TEXT BLOCK =>
------
CHAMPAGNE
It’s the Holiday
Season, and our thoughts always turn to wine.
The question is which
wine. If we’re looking for the most
versatile, then there’s only one answer.
Champagne’s effervescence cleanses the palate, it makes food more
enjoyable, and more importantly, it is more effective than tequila when you’re trying
to impress a date. Champagne is arguably one of the greatest discoveries that
happened to mankind. And, like most great things, Champagne was discovered by
accident. Here are some more items about
The Bubbly that don’t even come up on Jeopardy.
ENGLISH CHAMPAGNE
The British were the first to see the tendency of
wines from the Champagne region to sparkle, and they tried to understand the
reason behind those tiny bubbles. Due to the use of coal-fueled ovens, the
English glassmakers produced stronger, more durable glass bottles than the
French. English bottling and corking skills were far superior to those in
France so wine was often transported to England in wooden wine barrels where
merchant houses would then bottle the wine for sale.
During the winters of
the Champagne region, temperatures would drop so low that the fermentation
process was prematurely halted leaving some residual sugar and dormant yeast.
When the wine was shipped to and bottled in England, the fermentation process
would restart when the weather warmed and the wine would begin to build
pressure from carbon dioxide gas. When the wine was opened, it would be bubbly.
------
DATA SHOWN =>
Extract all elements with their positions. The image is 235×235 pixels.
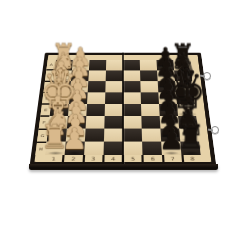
------
GIVEN REQUEST 1 => For each statement, say yes or no according to the Champagne text and quote the words of the text that decide it: (a) English glassmakers made sturdier bottles than the French because they used coal-fueled ovens. (b) Wine from the Champagne region usually reached England already in glass bottles. (c) The French were the first to notice that wines from the Champagne region tended to sparkle.
GIVEN REQUEST 2 => Return the passage of the Champagne text word for word, beginning at the words "During the winters" and stopping after the words "would be bubbly.".
The listing comes from a different source than the text.

TASK OUTPUT 1 =>
(a) Yes: "Due to the use of coal-fueled ovens, the English glassmakers produced stronger, more durable glass bottles than the French."
(b) No: "wine was often transported to England in wooden wine barrels where merchant houses would then bottle the wine for sale."
(c) No: "The British were the first to see the tendency of wines from the Champagne region to sparkle"

TASK OUTPUT 2 =>
During the winters of
the Champagne region, temperatures would drop so low that the fermentation
process was prematurely halted leaving some residual sugar and dormant yeast.
When the wine was shipped to and bottled in England, the fermentation process
would restart when the weather warmed and the wine would begin to build
pressure from carbon dioxide gas. When the wine was opened, it would be bubbly.